# BRIEF
Each entry below is to be given again word for word, with no pictures.

# TASK INPUT

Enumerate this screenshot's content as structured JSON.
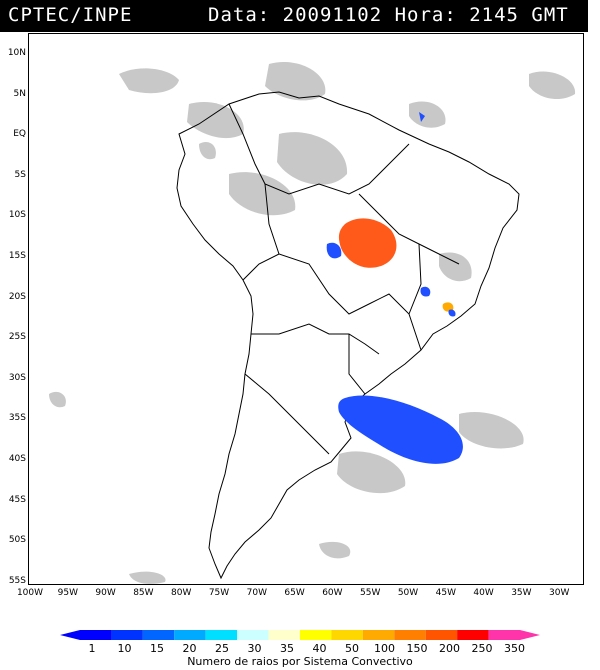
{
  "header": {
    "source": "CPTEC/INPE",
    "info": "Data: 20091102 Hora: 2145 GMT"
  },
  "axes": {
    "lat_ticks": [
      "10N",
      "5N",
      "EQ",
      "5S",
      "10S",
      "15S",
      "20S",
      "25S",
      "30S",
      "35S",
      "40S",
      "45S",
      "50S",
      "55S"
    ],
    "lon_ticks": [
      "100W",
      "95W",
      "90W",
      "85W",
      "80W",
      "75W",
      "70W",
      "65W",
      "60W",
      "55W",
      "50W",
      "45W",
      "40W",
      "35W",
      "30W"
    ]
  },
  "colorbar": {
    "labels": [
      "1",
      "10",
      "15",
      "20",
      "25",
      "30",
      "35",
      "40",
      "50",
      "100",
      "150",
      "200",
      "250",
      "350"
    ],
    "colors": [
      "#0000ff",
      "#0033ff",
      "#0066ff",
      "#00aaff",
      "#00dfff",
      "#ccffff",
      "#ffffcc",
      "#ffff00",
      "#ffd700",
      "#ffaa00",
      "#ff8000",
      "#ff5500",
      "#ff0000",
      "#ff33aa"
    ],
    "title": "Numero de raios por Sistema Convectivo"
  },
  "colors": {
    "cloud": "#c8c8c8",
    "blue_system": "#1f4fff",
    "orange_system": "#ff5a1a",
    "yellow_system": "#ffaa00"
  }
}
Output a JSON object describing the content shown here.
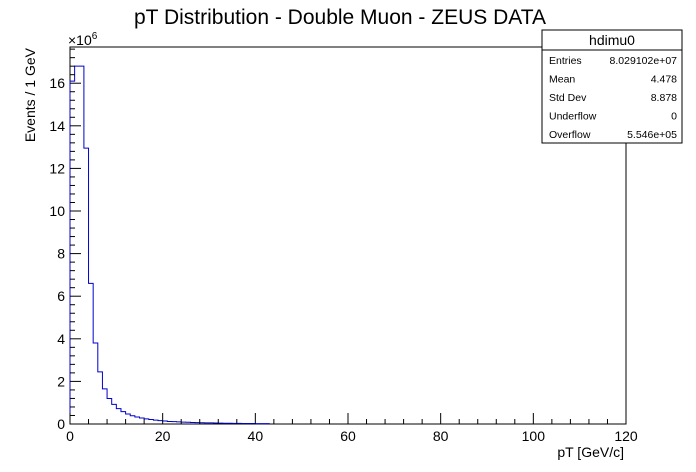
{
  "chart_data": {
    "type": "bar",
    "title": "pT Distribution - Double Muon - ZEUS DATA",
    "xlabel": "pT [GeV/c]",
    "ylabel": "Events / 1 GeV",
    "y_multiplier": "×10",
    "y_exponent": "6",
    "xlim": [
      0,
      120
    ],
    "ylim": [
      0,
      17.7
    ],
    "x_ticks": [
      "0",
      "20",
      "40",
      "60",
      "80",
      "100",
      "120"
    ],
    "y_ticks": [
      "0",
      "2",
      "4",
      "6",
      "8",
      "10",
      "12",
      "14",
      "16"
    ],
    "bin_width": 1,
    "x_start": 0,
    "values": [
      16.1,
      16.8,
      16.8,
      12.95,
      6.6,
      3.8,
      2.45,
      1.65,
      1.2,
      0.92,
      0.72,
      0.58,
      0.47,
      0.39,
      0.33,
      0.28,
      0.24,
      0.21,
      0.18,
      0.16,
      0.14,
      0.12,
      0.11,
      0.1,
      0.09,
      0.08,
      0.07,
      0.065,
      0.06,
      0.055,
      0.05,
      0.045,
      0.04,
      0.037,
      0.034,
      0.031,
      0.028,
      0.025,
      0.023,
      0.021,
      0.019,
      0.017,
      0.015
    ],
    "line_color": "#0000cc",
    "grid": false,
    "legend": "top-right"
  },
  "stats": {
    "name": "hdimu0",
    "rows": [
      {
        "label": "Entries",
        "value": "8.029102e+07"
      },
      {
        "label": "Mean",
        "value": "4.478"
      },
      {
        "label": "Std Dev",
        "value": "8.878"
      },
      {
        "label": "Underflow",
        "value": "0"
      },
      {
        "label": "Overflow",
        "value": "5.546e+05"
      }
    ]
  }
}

# SOLVED PROBLEM
Enumerate this screenshot's content as structured JSON.
{
  "header": {
    "source": "CPTEC/INPE",
    "info": "Data: 20091102 Hora: 2145 GMT"
  },
  "axes": {
    "lat_ticks": [
      "10N",
      "5N",
      "EQ",
      "5S",
      "10S",
      "15S",
      "20S",
      "25S",
      "30S",
      "35S",
      "40S",
      "45S",
      "50S",
      "55S"
    ],
    "lon_ticks": [
      "100W",
      "95W",
      "90W",
      "85W",
      "80W",
      "75W",
      "70W",
      "65W",
      "60W",
      "55W",
      "50W",
      "45W",
      "40W",
      "35W",
      "30W"
    ]
  },
  "colorbar": {
    "labels": [
      "1",
      "10",
      "15",
      "20",
      "25",
      "30",
      "35",
      "40",
      "50",
      "100",
      "150",
      "200",
      "250",
      "350"
    ],
    "colors": [
      "#0000ff",
      "#0033ff",
      "#0066ff",
      "#00aaff",
      "#00dfff",
      "#ccffff",
      "#ffffcc",
      "#ffff00",
      "#ffd700",
      "#ffaa00",
      "#ff8000",
      "#ff5500",
      "#ff0000",
      "#ff33aa"
    ],
    "title": "Numero de raios por Sistema Convectivo"
  },
  "colors": {
    "cloud": "#c8c8c8",
    "blue_system": "#1f4fff",
    "orange_system": "#ff5a1a",
    "yellow_system": "#ffaa00"
  }
}
Output a JSON object describing the content shown here.
{
  "chart_data": {
    "type": "bar",
    "title": "pT Distribution - Double Muon - ZEUS DATA",
    "xlabel": "pT [GeV/c]",
    "ylabel": "Events / 1 GeV",
    "y_multiplier": "×10",
    "y_exponent": "6",
    "xlim": [
      0,
      120
    ],
    "ylim": [
      0,
      17.7
    ],
    "x_ticks": [
      "0",
      "20",
      "40",
      "60",
      "80",
      "100",
      "120"
    ],
    "y_ticks": [
      "0",
      "2",
      "4",
      "6",
      "8",
      "10",
      "12",
      "14",
      "16"
    ],
    "bin_width": 1,
    "x_start": 0,
    "values": [
      16.1,
      16.8,
      16.8,
      12.95,
      6.6,
      3.8,
      2.45,
      1.65,
      1.2,
      0.92,
      0.72,
      0.58,
      0.47,
      0.39,
      0.33,
      0.28,
      0.24,
      0.21,
      0.18,
      0.16,
      0.14,
      0.12,
      0.11,
      0.1,
      0.09,
      0.08,
      0.07,
      0.065,
      0.06,
      0.055,
      0.05,
      0.045,
      0.04,
      0.037,
      0.034,
      0.031,
      0.028,
      0.025,
      0.023,
      0.021,
      0.019,
      0.017,
      0.015
    ],
    "line_color": "#0000cc",
    "grid": false,
    "legend": "top-right"
  },
  "stats": {
    "name": "hdimu0",
    "rows": [
      {
        "label": "Entries",
        "value": "8.029102e+07"
      },
      {
        "label": "Mean",
        "value": "4.478"
      },
      {
        "label": "Std Dev",
        "value": "8.878"
      },
      {
        "label": "Underflow",
        "value": "0"
      },
      {
        "label": "Overflow",
        "value": "5.546e+05"
      }
    ]
  }
}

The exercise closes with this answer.